▶ **PROBLEM DESCRIPTION**: Write out each line that follows exactly as it stands, without the pictures.

--------------------

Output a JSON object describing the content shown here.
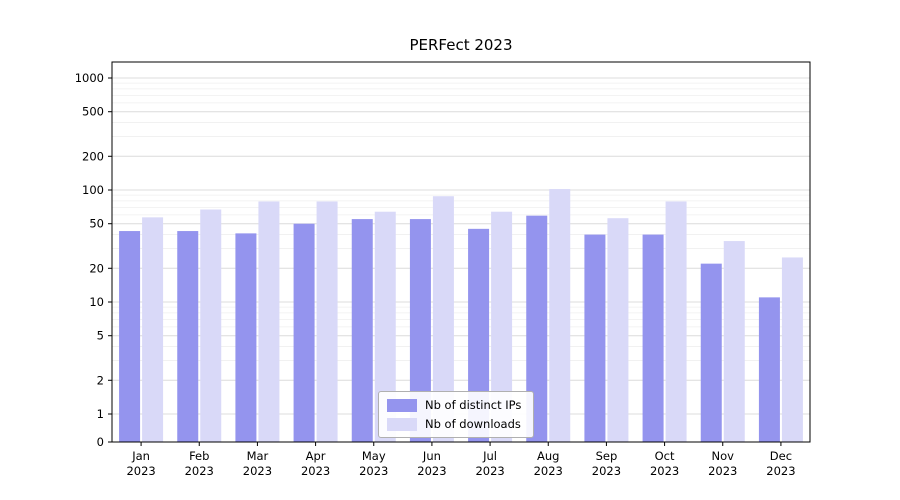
{
  "chart_data": {
    "type": "bar",
    "title": "PERFect 2023",
    "categories": [
      "Jan 2023",
      "Feb 2023",
      "Mar 2023",
      "Apr 2023",
      "May 2023",
      "Jun 2023",
      "Jul 2023",
      "Aug 2023",
      "Sep 2023",
      "Oct 2023",
      "Nov 2023",
      "Dec 2023"
    ],
    "series": [
      {
        "name": "Nb of distinct IPs",
        "color": "#9494ee",
        "values": [
          43,
          43,
          41,
          50,
          55,
          55,
          45,
          59,
          40,
          40,
          22,
          11
        ]
      },
      {
        "name": "Nb of downloads",
        "color": "#d9d9f8",
        "values": [
          57,
          67,
          79,
          79,
          64,
          88,
          64,
          102,
          56,
          79,
          35,
          25
        ]
      }
    ],
    "xlabel": "",
    "ylabel": "",
    "yscale": "symlog",
    "yticks": [
      0,
      1,
      2,
      5,
      10,
      20,
      50,
      100,
      200,
      500,
      1000
    ],
    "ylim": [
      0,
      1000
    ],
    "grid": "horizontal major and minor gridlines",
    "legend_position": "lower center"
  }
}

--------------------

▶ **FULL OUTPUT**:
Output a JSON object describing the content shown here.
{
  "chart_data": {
    "type": "bar",
    "title": "PERFect 2023",
    "categories": [
      "Jan 2023",
      "Feb 2023",
      "Mar 2023",
      "Apr 2023",
      "May 2023",
      "Jun 2023",
      "Jul 2023",
      "Aug 2023",
      "Sep 2023",
      "Oct 2023",
      "Nov 2023",
      "Dec 2023"
    ],
    "series": [
      {
        "name": "Nb of distinct IPs",
        "color": "#9494ee",
        "values": [
          43,
          43,
          41,
          50,
          55,
          55,
          45,
          59,
          40,
          40,
          22,
          11
        ]
      },
      {
        "name": "Nb of downloads",
        "color": "#d9d9f8",
        "values": [
          57,
          67,
          79,
          79,
          64,
          88,
          64,
          102,
          56,
          79,
          35,
          25
        ]
      }
    ],
    "xlabel": "",
    "ylabel": "",
    "yscale": "symlog",
    "yticks": [
      0,
      1,
      2,
      5,
      10,
      20,
      50,
      100,
      200,
      500,
      1000
    ],
    "ylim": [
      0,
      1000
    ],
    "grid": "horizontal major and minor gridlines",
    "legend_position": "lower center"
  }
}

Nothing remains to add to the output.